— start of Records to process —

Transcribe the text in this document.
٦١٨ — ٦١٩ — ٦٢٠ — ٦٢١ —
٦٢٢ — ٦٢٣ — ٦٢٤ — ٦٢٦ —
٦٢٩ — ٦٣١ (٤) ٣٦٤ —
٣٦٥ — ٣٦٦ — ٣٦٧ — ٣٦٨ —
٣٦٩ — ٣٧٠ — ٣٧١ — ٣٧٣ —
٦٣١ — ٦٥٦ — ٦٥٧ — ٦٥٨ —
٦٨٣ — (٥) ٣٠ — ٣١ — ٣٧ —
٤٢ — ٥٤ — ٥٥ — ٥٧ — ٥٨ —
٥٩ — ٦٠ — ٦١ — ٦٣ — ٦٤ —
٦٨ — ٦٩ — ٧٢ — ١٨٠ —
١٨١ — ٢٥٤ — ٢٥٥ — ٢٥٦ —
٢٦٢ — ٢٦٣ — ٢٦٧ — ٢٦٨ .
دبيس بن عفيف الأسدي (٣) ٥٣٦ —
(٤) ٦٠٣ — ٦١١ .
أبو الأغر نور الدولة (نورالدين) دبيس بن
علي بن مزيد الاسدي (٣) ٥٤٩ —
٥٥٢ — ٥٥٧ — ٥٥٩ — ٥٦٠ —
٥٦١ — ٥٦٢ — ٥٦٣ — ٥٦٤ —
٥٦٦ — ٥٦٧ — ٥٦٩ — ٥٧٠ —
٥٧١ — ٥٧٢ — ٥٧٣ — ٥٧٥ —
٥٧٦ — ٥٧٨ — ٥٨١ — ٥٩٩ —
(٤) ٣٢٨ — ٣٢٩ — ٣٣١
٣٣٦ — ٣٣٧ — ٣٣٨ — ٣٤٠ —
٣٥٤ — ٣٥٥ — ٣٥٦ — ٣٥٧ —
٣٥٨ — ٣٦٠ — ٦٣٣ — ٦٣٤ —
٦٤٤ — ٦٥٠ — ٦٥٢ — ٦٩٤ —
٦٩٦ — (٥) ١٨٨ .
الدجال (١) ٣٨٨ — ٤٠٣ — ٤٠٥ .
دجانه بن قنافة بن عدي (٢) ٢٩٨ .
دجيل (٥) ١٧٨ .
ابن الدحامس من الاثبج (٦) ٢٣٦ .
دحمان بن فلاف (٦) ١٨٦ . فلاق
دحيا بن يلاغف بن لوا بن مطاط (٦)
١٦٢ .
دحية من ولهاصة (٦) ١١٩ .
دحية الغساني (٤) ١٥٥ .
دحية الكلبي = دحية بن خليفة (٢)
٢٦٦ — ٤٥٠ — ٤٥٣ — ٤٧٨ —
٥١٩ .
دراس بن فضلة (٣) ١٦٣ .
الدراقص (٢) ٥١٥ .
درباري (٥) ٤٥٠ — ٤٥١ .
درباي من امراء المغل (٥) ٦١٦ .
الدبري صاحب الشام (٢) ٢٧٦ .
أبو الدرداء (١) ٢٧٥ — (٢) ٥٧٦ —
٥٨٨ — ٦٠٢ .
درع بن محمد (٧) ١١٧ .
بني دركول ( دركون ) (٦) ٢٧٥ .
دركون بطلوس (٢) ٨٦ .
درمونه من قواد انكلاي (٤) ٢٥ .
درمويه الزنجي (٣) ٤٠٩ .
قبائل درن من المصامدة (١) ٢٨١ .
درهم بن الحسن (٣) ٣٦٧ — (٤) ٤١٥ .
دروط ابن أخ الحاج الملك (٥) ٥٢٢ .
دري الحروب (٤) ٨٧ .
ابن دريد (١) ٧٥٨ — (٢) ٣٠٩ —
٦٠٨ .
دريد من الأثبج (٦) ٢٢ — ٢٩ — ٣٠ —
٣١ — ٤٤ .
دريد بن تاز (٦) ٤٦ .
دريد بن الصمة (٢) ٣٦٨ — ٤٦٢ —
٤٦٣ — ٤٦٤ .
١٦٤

— end of Records to process —

Short problem:
From the records above, pull out each line that has "دريد".

Result below:
ابن دريد (١) ٧٥٨ — (٢) ٣٠٩ —
دريد من الأثبج (٦) ٢٢ — ٢٩ — ٣٠ —
دريد بن تاز (٦) ٤٦ .
دريد بن الصمة (٢) ٣٦٨ — ٤٦٢ —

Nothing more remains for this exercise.